• [Aim of the exercise]:
Below are the records; pull every line that includes "success".

_ _ _ _ _

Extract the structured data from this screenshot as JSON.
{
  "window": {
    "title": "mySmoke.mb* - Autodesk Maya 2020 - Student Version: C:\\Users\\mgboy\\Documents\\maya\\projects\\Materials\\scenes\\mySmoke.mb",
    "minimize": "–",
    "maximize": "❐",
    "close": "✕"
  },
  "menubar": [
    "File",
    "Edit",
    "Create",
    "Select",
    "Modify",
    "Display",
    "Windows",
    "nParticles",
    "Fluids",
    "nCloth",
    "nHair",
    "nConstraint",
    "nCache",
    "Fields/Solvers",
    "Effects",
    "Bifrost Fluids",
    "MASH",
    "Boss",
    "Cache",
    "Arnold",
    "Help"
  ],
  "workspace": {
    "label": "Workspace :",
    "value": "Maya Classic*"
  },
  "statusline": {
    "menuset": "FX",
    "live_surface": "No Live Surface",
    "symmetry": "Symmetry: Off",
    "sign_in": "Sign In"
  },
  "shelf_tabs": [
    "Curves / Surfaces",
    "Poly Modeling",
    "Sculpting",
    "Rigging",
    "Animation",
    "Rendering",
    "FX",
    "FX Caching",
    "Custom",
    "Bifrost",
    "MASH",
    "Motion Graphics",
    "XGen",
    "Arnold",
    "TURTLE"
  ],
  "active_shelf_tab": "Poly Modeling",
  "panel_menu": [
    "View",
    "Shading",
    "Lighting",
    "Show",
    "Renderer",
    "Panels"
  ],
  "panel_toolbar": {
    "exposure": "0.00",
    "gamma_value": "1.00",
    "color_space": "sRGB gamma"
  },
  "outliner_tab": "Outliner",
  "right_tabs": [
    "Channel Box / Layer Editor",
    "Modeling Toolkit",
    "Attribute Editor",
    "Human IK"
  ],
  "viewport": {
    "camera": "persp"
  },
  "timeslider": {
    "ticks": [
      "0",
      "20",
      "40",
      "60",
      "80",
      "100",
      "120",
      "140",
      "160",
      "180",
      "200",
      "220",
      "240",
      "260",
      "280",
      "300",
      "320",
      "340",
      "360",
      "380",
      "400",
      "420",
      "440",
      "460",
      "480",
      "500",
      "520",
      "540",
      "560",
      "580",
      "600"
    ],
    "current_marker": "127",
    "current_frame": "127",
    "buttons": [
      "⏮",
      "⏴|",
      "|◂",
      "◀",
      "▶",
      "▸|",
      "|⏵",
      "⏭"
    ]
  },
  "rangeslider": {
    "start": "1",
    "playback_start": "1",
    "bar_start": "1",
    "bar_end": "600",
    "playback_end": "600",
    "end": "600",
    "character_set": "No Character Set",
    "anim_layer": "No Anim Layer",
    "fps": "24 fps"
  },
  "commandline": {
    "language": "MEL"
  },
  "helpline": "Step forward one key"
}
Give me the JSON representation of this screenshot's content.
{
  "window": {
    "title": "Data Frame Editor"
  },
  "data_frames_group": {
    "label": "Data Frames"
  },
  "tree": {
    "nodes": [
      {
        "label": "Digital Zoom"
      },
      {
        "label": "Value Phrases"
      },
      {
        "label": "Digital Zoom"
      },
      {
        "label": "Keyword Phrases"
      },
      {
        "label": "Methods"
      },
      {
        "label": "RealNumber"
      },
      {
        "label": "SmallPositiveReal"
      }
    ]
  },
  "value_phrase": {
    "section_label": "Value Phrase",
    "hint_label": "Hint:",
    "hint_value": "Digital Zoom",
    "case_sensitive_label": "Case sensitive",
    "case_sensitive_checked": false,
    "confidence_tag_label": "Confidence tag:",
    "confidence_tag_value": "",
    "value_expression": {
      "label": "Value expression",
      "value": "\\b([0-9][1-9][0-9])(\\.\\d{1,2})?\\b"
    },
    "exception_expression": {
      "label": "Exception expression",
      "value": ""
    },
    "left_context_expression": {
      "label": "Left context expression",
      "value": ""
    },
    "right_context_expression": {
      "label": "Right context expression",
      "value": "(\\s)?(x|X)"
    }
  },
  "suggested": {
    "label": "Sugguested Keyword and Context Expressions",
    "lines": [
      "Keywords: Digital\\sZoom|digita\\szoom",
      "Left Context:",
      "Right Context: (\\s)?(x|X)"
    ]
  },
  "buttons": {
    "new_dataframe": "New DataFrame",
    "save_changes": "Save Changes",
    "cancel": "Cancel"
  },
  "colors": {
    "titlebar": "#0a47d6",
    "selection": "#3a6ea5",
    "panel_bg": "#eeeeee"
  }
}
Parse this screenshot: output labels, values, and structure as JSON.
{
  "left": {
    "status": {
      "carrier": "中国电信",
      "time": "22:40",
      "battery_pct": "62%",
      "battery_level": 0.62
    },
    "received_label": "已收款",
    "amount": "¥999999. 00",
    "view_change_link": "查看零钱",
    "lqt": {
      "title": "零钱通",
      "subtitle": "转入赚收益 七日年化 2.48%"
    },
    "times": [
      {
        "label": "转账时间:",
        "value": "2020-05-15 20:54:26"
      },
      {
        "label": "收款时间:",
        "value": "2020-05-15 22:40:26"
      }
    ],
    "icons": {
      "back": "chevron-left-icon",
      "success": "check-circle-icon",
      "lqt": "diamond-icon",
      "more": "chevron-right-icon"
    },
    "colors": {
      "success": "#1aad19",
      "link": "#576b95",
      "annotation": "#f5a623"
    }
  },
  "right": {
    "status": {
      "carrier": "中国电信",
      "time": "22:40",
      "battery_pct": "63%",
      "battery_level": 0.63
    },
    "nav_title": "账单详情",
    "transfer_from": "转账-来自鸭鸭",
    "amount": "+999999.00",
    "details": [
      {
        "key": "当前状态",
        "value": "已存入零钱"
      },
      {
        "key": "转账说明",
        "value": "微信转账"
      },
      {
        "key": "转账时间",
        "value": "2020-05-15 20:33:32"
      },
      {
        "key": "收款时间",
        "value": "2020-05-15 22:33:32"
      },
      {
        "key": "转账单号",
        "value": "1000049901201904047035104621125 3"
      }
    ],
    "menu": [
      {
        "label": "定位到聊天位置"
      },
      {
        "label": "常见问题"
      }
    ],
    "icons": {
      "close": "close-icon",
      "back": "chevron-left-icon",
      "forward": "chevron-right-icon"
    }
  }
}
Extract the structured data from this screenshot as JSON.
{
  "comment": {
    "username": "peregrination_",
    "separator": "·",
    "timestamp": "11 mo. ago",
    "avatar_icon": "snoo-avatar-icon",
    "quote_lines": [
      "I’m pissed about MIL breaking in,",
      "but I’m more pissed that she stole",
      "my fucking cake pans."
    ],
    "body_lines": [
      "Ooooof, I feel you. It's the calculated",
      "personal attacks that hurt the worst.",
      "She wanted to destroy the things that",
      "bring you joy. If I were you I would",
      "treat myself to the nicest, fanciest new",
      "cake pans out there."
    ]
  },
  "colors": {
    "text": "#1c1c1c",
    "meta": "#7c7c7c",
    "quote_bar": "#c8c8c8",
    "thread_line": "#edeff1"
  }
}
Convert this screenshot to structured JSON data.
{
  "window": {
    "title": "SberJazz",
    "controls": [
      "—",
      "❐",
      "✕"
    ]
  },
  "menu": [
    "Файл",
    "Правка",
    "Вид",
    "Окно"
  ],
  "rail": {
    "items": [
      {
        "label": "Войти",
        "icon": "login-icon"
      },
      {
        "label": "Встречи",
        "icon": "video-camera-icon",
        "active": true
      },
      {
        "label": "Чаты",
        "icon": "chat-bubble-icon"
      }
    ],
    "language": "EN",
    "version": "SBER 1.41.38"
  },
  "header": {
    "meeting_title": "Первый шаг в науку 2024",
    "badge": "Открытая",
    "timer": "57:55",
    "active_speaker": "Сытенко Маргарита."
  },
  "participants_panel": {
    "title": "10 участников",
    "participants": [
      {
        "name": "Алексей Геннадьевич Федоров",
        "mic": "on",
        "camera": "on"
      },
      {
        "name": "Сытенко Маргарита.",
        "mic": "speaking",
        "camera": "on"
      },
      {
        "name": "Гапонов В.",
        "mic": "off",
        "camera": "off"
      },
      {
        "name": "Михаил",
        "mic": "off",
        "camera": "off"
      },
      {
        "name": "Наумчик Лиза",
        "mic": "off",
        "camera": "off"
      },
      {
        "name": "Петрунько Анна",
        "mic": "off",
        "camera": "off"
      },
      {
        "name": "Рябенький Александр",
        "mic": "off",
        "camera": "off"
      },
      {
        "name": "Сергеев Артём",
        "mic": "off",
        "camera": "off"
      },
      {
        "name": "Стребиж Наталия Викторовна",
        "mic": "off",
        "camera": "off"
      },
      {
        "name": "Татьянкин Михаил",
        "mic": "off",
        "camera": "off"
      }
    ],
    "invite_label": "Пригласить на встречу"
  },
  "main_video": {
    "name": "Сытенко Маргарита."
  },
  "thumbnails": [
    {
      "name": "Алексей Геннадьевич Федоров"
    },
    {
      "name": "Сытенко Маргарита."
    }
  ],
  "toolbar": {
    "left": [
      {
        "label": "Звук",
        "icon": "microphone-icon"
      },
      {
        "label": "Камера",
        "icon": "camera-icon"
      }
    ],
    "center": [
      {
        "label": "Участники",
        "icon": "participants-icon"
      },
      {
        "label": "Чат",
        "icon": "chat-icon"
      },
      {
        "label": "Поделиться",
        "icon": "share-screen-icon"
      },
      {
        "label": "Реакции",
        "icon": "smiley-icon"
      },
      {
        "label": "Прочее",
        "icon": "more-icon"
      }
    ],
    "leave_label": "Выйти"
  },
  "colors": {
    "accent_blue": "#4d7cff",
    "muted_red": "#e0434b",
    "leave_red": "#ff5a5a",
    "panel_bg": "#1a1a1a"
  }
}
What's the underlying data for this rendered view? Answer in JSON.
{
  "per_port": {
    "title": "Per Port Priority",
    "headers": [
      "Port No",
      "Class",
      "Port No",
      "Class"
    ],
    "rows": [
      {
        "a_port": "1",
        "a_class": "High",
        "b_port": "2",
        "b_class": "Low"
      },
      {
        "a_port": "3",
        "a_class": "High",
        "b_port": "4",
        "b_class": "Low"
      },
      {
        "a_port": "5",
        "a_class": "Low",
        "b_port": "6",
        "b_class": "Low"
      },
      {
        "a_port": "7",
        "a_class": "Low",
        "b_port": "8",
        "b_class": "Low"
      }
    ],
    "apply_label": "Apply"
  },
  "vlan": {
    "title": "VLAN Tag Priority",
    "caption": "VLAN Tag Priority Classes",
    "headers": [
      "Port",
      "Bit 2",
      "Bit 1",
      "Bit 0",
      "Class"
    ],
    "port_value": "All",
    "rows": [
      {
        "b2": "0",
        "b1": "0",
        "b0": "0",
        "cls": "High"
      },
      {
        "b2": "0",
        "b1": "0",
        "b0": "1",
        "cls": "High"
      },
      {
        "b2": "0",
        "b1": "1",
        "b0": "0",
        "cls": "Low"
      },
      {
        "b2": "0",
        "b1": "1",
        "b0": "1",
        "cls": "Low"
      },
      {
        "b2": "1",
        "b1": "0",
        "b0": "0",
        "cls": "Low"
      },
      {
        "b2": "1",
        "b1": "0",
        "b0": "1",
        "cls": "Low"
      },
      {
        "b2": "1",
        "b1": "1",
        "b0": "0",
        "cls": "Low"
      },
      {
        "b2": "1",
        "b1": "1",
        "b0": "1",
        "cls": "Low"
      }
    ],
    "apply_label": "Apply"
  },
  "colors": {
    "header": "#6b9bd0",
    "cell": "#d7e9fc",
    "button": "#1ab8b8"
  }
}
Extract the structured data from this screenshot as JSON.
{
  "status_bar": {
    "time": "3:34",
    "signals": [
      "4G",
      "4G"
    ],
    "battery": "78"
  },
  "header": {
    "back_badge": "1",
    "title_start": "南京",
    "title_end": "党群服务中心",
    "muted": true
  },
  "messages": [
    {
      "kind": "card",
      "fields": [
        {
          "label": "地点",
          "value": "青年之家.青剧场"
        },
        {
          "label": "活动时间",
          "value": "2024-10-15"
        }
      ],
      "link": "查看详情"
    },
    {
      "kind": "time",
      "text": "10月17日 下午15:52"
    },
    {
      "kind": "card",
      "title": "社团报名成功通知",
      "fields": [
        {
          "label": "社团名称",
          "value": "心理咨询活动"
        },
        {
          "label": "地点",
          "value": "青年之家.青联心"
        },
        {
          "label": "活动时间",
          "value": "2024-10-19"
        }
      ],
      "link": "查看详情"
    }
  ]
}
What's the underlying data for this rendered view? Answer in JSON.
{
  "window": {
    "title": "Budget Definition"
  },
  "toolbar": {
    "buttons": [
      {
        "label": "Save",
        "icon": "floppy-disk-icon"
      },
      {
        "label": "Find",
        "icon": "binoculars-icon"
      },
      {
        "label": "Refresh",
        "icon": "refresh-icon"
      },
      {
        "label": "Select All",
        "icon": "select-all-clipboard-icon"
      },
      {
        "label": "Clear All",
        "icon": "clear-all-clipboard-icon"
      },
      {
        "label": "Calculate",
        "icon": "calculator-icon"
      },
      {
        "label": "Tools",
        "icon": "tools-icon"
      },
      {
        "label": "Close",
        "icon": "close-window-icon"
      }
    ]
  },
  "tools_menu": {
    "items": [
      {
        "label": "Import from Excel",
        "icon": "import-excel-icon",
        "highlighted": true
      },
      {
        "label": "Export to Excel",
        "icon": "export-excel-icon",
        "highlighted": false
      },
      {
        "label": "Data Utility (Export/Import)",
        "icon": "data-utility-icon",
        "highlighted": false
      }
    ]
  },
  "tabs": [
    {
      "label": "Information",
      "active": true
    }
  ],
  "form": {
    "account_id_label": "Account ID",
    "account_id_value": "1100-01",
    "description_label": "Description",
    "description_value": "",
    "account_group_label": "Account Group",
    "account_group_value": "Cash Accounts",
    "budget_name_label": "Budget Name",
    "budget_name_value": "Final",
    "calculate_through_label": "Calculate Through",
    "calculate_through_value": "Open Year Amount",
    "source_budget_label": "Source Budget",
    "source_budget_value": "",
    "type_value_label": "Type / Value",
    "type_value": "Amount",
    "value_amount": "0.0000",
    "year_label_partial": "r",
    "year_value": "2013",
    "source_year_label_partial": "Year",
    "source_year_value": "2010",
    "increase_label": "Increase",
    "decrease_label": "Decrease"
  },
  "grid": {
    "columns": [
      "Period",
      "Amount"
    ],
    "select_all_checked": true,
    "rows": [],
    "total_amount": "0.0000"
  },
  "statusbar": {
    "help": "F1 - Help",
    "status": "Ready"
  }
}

_ _ _ _ _

• [The reply]:
      "success": "check-circle-icon",
      "success": "#1aad19",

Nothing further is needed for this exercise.